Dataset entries
#####

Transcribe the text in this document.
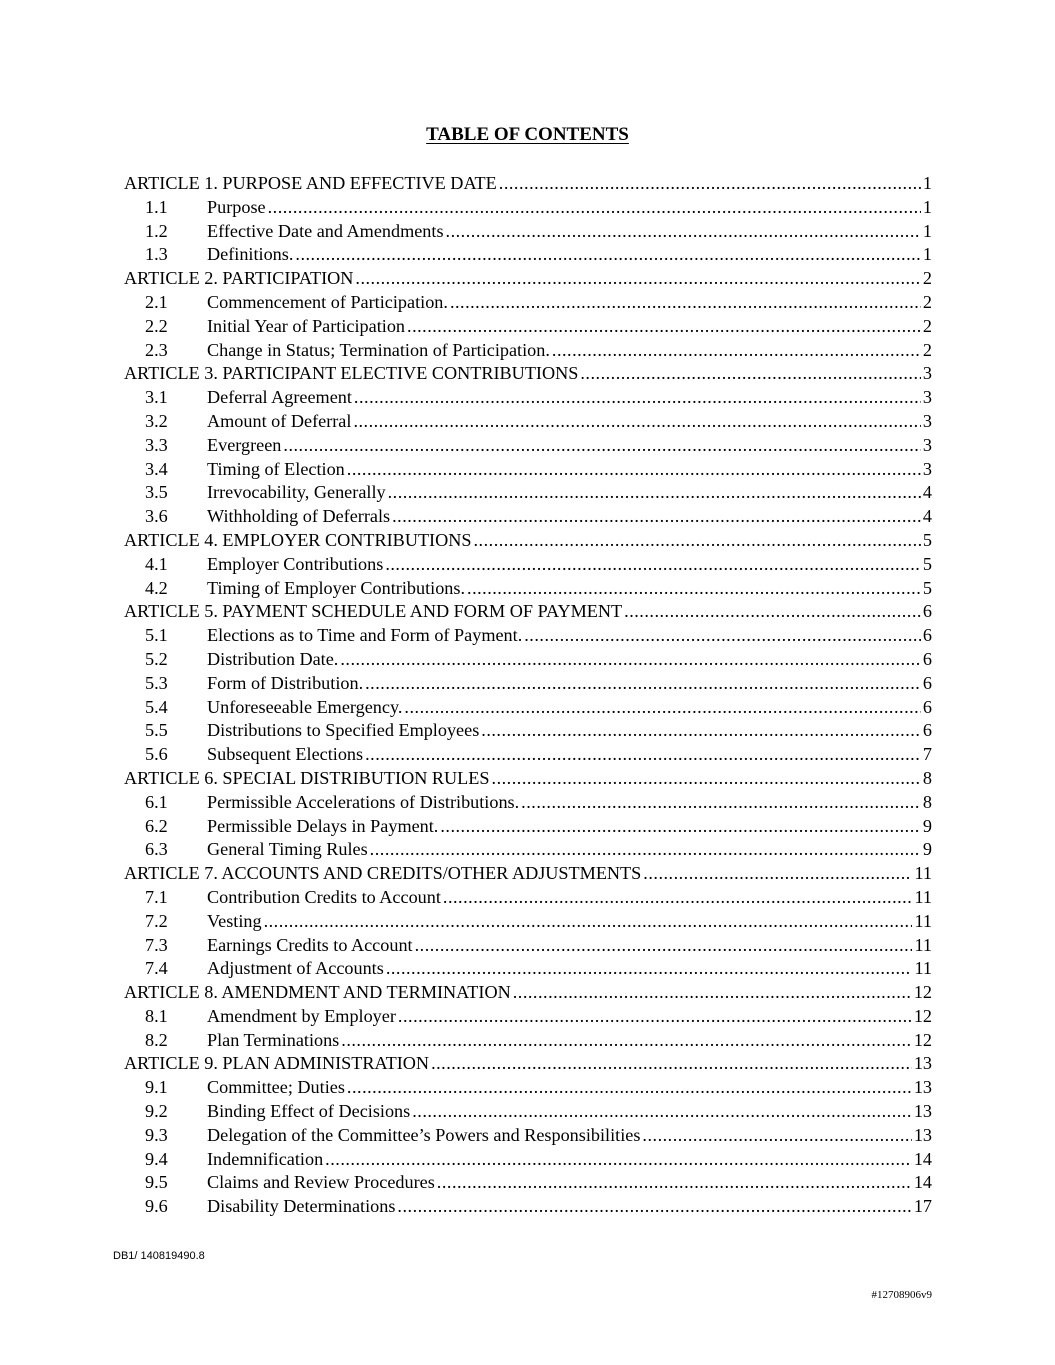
TABLE OF CONTENTS
ARTICLE 1. PURPOSE AND EFFECTIVE DATE .....	1
1.1	Purpose .....	1
1.2	Effective Date and Amendments .....	1
1.3	Definitions. .....	1
ARTICLE 2. PARTICIPATION .....	2
2.1	Commencement of Participation. .....	2
2.2	Initial Year of Participation .....	2
2.3	Change in Status; Termination of Participation. .....	2
ARTICLE 3. PARTICIPANT ELECTIVE CONTRIBUTIONS .....	3
3.1	Deferral Agreement .....	3
3.2	Amount of Deferral .....	3
3.3	Evergreen .....	3
3.4	Timing of Election .....	3
3.5	Irrevocability, Generally .....	4
3.6	Withholding of Deferrals .....	4
ARTICLE 4. EMPLOYER CONTRIBUTIONS .....	5
4.1	Employer Contributions .....	5
4.2	Timing of Employer Contributions. .....	5
ARTICLE 5. PAYMENT SCHEDULE AND FORM OF PAYMENT .....	6
5.1	Elections as to Time and Form of Payment. .....	6
5.2	Distribution Date. .....	6
5.3	Form of Distribution. .....	6
5.4	Unforeseeable Emergency. .....	6
5.5	Distributions to Specified Employees .....	6
5.6	Subsequent Elections .....	7
ARTICLE 6. SPECIAL DISTRIBUTION RULES .....	8
6.1	Permissible Accelerations of Distributions. .....	8
6.2	Permissible Delays in Payment. .....	9
6.3	General Timing Rules .....	9
ARTICLE 7. ACCOUNTS AND CREDITS/OTHER ADJUSTMENTS .....	11
7.1	Contribution Credits to Account .....	11
7.2	Vesting .....	11
7.3	Earnings Credits to Account .....	11
7.4	Adjustment of Accounts .....	11
ARTICLE 8. AMENDMENT AND TERMINATION .....	12
8.1	Amendment by Employer .....	12
8.2	Plan Terminations .....	12
ARTICLE 9. PLAN ADMINISTRATION .....	13
9.1	Committee; Duties .....	13
9.2	Binding Effect of Decisions .....	13
9.3	Delegation of the Committee’s Powers and Responsibilities .....	13
9.4	Indemnification .....	14
9.5	Claims and Review Procedures .....	14
9.6	Disability Determinations .....	17
DB1/ 140819490.8
#12708906v9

#####

## AIM
Each line containing the word "Elections" counts once; report the total alone.

## SOLUTION TO THE EXERCISE
2